:: Objective ::
Each line of the material below that holds the word "structured" needs to be copied.

(Figure collection entries)

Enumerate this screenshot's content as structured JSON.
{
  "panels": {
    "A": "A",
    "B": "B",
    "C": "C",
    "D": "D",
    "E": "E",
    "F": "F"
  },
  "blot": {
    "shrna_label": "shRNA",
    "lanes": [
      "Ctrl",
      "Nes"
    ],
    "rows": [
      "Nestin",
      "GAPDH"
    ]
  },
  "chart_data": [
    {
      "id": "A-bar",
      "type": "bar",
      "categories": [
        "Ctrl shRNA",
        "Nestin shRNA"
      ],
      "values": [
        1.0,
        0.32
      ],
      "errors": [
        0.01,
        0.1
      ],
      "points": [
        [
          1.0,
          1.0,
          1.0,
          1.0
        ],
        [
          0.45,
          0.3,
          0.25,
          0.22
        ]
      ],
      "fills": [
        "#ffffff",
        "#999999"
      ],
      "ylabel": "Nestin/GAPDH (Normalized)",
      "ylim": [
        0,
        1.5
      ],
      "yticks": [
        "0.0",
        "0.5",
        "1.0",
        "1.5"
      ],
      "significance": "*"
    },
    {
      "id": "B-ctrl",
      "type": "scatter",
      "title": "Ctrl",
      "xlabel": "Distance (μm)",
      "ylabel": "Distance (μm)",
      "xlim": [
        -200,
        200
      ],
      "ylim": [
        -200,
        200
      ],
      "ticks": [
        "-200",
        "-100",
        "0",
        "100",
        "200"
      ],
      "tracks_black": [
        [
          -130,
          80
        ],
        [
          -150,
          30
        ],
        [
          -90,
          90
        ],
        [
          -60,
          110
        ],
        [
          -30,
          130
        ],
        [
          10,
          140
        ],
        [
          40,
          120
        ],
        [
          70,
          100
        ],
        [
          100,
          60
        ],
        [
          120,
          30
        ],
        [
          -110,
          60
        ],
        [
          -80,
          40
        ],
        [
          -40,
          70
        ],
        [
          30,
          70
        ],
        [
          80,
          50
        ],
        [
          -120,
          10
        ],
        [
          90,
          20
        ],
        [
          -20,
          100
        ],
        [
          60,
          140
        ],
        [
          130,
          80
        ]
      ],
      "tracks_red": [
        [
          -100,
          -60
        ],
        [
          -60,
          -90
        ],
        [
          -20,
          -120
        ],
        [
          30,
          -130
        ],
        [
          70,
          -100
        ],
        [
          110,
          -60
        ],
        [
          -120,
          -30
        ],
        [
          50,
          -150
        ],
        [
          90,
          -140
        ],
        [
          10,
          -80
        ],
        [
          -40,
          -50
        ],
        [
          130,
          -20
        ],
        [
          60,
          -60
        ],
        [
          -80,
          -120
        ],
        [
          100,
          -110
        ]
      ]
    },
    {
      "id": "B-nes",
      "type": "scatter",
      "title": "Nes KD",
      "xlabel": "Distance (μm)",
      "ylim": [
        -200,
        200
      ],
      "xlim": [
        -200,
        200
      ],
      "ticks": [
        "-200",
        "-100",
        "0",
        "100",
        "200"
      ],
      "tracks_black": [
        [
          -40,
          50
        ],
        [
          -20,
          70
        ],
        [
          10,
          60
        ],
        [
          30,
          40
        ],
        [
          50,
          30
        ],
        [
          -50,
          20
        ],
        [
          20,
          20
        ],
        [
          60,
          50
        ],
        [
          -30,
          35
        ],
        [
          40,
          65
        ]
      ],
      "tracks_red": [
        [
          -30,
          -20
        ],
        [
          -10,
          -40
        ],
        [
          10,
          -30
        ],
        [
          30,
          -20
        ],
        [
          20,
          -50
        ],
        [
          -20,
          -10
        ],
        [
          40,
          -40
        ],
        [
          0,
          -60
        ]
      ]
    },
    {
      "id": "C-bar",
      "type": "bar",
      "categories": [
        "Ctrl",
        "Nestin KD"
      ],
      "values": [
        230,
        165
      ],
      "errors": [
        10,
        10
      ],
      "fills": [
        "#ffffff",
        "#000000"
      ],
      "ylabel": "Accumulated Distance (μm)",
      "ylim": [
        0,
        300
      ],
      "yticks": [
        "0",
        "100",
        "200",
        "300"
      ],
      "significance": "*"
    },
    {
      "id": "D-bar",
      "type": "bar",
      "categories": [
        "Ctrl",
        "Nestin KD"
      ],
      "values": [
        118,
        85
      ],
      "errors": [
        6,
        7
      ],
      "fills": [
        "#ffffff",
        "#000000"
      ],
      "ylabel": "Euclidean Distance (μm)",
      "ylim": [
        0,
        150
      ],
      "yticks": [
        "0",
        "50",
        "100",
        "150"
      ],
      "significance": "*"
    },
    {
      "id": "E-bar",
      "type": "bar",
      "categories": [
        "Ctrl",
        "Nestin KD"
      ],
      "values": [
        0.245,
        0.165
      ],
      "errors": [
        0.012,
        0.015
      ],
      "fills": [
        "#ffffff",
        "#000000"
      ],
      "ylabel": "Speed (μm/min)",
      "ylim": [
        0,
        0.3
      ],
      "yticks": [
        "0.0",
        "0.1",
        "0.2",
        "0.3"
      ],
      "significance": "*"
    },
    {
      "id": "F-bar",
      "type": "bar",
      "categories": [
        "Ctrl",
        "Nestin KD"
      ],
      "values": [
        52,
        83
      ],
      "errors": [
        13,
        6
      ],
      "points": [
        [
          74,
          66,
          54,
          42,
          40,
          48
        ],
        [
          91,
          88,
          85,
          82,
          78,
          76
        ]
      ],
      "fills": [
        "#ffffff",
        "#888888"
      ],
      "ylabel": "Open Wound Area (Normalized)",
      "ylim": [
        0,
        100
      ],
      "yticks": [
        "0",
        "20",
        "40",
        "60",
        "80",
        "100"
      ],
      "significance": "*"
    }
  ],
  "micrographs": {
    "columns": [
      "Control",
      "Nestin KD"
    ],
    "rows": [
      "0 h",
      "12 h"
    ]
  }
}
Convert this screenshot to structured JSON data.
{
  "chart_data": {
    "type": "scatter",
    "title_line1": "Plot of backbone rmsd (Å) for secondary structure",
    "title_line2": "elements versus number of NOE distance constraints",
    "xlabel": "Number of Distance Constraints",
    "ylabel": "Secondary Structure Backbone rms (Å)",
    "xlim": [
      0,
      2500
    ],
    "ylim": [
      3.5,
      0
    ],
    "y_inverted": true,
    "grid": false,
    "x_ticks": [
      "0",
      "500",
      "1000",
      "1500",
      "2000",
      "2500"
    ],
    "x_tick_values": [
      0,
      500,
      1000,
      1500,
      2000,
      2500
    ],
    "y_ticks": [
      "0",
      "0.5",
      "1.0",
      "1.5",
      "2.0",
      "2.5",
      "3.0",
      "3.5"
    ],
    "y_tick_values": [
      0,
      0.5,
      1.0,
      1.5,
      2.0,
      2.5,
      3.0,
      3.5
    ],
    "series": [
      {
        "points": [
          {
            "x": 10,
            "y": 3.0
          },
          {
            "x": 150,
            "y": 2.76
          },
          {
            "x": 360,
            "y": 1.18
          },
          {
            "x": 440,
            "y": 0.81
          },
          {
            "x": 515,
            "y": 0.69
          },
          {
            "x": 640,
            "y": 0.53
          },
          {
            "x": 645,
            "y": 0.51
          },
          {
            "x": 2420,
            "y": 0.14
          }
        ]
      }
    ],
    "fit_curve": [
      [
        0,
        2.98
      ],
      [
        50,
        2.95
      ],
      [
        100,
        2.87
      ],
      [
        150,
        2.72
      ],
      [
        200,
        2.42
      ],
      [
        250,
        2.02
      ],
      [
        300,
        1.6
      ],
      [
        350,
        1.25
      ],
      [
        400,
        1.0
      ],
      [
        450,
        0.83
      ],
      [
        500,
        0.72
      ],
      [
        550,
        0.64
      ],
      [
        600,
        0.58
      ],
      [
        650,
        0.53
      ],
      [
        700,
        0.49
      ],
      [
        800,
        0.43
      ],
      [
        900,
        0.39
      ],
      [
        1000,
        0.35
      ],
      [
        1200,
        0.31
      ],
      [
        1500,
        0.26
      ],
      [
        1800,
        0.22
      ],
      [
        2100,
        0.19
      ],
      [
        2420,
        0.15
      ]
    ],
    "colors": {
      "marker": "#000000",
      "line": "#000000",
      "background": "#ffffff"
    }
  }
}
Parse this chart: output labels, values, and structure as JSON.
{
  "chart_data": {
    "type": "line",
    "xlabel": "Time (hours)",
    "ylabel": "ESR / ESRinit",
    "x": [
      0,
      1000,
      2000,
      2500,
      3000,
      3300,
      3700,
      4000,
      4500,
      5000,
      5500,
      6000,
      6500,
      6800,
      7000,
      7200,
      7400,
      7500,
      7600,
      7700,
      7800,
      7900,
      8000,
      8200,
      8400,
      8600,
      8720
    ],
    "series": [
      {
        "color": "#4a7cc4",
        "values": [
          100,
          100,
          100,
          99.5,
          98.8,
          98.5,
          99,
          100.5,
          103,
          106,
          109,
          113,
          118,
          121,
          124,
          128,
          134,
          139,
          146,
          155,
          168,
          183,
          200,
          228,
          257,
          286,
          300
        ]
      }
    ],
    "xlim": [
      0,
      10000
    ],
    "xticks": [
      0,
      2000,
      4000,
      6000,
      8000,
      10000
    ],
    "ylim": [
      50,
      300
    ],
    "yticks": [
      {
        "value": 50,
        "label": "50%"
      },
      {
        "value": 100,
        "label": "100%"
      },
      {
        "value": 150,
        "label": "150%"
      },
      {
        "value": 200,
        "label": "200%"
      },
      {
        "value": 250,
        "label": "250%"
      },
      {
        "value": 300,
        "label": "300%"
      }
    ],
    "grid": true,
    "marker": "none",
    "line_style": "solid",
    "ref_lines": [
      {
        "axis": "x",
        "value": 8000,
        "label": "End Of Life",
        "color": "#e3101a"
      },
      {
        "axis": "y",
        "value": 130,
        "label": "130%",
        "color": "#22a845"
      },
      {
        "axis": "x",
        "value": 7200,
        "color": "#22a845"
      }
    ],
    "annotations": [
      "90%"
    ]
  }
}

:: Worked answer ::
Enumerate this screenshot's content as structured JSON.
Convert this screenshot to structured JSON data.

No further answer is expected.